** EXERCISE GOAL **
Make an exact copy of all the records.

[BEGIN MATERIAL FOR THIS TASK]

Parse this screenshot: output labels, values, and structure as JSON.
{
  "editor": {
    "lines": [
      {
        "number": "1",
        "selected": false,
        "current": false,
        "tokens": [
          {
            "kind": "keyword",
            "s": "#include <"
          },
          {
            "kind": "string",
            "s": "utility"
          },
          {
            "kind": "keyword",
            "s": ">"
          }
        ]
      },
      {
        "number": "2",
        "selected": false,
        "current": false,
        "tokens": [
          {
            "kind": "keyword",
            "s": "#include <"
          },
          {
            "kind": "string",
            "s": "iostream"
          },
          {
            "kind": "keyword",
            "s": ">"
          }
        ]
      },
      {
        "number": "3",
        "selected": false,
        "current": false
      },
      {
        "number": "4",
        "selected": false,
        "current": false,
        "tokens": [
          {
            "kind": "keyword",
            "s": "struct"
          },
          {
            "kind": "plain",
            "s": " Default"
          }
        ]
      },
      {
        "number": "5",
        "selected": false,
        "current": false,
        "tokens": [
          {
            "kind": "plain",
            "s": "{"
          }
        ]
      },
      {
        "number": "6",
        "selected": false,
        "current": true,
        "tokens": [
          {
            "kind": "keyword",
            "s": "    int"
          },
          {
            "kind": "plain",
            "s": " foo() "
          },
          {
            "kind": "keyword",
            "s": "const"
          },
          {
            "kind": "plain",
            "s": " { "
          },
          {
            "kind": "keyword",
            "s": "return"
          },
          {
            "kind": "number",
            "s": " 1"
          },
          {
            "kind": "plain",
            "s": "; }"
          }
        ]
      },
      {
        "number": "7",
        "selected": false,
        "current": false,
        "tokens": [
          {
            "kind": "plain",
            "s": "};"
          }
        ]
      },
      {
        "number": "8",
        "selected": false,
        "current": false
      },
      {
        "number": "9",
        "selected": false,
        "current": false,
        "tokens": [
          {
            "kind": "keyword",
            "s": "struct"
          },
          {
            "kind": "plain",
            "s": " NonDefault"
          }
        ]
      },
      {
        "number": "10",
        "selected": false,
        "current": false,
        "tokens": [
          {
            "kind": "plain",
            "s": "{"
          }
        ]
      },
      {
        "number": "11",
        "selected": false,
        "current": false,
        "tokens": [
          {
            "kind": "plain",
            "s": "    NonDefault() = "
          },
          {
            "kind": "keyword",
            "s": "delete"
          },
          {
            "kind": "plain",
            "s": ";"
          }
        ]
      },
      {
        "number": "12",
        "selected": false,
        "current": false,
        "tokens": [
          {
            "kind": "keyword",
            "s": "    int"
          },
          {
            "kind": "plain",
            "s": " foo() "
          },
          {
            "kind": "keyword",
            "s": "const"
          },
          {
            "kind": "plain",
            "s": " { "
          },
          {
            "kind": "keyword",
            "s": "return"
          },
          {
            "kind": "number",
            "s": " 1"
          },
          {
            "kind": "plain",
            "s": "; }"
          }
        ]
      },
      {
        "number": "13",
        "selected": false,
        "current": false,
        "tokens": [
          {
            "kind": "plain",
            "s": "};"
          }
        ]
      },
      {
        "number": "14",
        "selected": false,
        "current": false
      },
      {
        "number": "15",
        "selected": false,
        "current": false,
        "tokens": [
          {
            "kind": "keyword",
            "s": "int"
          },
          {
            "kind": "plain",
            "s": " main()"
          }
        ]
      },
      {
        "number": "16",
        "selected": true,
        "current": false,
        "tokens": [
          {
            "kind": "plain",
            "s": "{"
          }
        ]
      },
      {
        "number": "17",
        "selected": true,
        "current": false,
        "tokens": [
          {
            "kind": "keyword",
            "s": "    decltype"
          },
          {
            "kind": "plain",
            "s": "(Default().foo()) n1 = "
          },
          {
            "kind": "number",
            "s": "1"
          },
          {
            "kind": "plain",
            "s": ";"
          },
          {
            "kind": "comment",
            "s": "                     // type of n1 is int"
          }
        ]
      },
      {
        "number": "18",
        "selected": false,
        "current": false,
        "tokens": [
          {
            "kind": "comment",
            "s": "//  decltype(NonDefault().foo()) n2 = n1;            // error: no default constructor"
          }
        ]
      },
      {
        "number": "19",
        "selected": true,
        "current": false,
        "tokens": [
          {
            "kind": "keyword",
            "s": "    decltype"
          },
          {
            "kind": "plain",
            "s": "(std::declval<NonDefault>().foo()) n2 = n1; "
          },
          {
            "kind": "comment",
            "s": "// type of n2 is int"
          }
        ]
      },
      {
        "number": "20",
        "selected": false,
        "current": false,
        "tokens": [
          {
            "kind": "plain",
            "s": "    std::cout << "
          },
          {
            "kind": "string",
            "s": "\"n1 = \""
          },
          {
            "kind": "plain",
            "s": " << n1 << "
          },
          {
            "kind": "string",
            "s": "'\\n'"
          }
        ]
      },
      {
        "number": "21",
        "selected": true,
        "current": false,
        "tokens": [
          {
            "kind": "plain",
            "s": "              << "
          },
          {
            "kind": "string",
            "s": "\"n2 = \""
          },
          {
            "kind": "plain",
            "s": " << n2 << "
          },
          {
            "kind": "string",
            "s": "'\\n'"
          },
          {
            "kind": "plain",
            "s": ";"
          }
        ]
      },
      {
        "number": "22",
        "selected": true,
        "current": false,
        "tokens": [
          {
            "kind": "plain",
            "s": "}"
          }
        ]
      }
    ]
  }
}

[END MATERIAL FOR THIS TASK]

** RESPONSE **
Parse this screenshot: output labels, values, and structure as JSON.
{
  "editor": {
    "lines": [
      {
        "number": "1",
        "selected": false,
        "current": false,
        "tokens": [
          {
            "kind": "keyword",
            "s": "#include <"
          },
          {
            "kind": "string",
            "s": "utility"
          },
          {
            "kind": "keyword",
            "s": ">"
          }
        ]
      },
      {
        "number": "2",
        "selected": false,
        "current": false,
        "tokens": [
          {
            "kind": "keyword",
            "s": "#include <"
          },
          {
            "kind": "string",
            "s": "iostream"
          },
          {
            "kind": "keyword",
            "s": ">"
          }
        ]
      },
      {
        "number": "3",
        "selected": false,
        "current": false
      },
      {
        "number": "4",
        "selected": false,
        "current": false,
        "tokens": [
          {
            "kind": "keyword",
            "s": "struct"
          },
          {
            "kind": "plain",
            "s": " Default"
          }
        ]
      },
      {
        "number": "5",
        "selected": false,
        "current": false,
        "tokens": [
          {
            "kind": "plain",
            "s": "{"
          }
        ]
      },
      {
        "number": "6",
        "selected": false,
        "current": true,
        "tokens": [
          {
            "kind": "keyword",
            "s": "    int"
          },
          {
            "kind": "plain",
            "s": " foo() "
          },
          {
            "kind": "keyword",
            "s": "const"
          },
          {
            "kind": "plain",
            "s": " { "
          },
          {
            "kind": "keyword",
            "s": "return"
          },
          {
            "kind": "number",
            "s": " 1"
          },
          {
            "kind": "plain",
            "s": "; }"
          }
        ]
      },
      {
        "number": "7",
        "selected": false,
        "current": false,
        "tokens": [
          {
            "kind": "plain",
            "s": "};"
          }
        ]
      },
      {
        "number": "8",
        "selected": false,
        "current": false
      },
      {
        "number": "9",
        "selected": false,
        "current": false,
        "tokens": [
          {
            "kind": "keyword",
            "s": "struct"
          },
          {
            "kind": "plain",
            "s": " NonDefault"
          }
        ]
      },
      {
        "number": "10",
        "selected": false,
        "current": false,
        "tokens": [
          {
            "kind": "plain",
            "s": "{"
          }
        ]
      },
      {
        "number": "11",
        "selected": false,
        "current": false,
        "tokens": [
          {
            "kind": "plain",
            "s": "    NonDefault() = "
          },
          {
            "kind": "keyword",
            "s": "delete"
          },
          {
            "kind": "plain",
            "s": ";"
          }
        ]
      },
      {
        "number": "12",
        "selected": false,
        "current": false,
        "tokens": [
          {
            "kind": "keyword",
            "s": "    int"
          },
          {
            "kind": "plain",
            "s": " foo() "
          },
          {
            "kind": "keyword",
            "s": "const"
          },
          {
            "kind": "plain",
            "s": " { "
          },
          {
            "kind": "keyword",
            "s": "return"
          },
          {
            "kind": "number",
            "s": " 1"
          },
          {
            "kind": "plain",
            "s": "; }"
          }
        ]
      },
      {
        "number": "13",
        "selected": false,
        "current": false,
        "tokens": [
          {
            "kind": "plain",
            "s": "};"
          }
        ]
      },
      {
        "number": "14",
        "selected": false,
        "current": false
      },
      {
        "number": "15",
        "selected": false,
        "current": false,
        "tokens": [
          {
            "kind": "keyword",
            "s": "int"
          },
          {
            "kind": "plain",
            "s": " main()"
          }
        ]
      },
      {
        "number": "16",
        "selected": true,
        "current": false,
        "tokens": [
          {
            "kind": "plain",
            "s": "{"
          }
        ]
      },
      {
        "number": "17",
        "selected": true,
        "current": false,
        "tokens": [
          {
            "kind": "keyword",
            "s": "    decltype"
          },
          {
            "kind": "plain",
            "s": "(Default().foo()) n1 = "
          },
          {
            "kind": "number",
            "s": "1"
          },
          {
            "kind": "plain",
            "s": ";"
          },
          {
            "kind": "comment",
            "s": "                     // type of n1 is int"
          }
        ]
      },
      {
        "number": "18",
        "selected": false,
        "current": false,
        "tokens": [
          {
            "kind": "comment",
            "s": "//  decltype(NonDefault().foo()) n2 = n1;            // error: no default constructor"
          }
        ]
      },
      {
        "number": "19",
        "selected": true,
        "current": false,
        "tokens": [
          {
            "kind": "keyword",
            "s": "    decltype"
          },
          {
            "kind": "plain",
            "s": "(std::declval<NonDefault>().foo()) n2 = n1; "
          },
          {
            "kind": "comment",
            "s": "// type of n2 is int"
          }
        ]
      },
      {
        "number": "20",
        "selected": false,
        "current": false,
        "tokens": [
          {
            "kind": "plain",
            "s": "    std::cout << "
          },
          {
            "kind": "string",
            "s": "\"n1 = \""
          },
          {
            "kind": "plain",
            "s": " << n1 << "
          },
          {
            "kind": "string",
            "s": "'\\n'"
          }
        ]
      },
      {
        "number": "21",
        "selected": true,
        "current": false,
        "tokens": [
          {
            "kind": "plain",
            "s": "              << "
          },
          {
            "kind": "string",
            "s": "\"n2 = \""
          },
          {
            "kind": "plain",
            "s": " << n2 << "
          },
          {
            "kind": "string",
            "s": "'\\n'"
          },
          {
            "kind": "plain",
            "s": ";"
          }
        ]
      },
      {
        "number": "22",
        "selected": true,
        "current": false,
        "tokens": [
          {
            "kind": "plain",
            "s": "}"
          }
        ]
      }
    ]
  }
}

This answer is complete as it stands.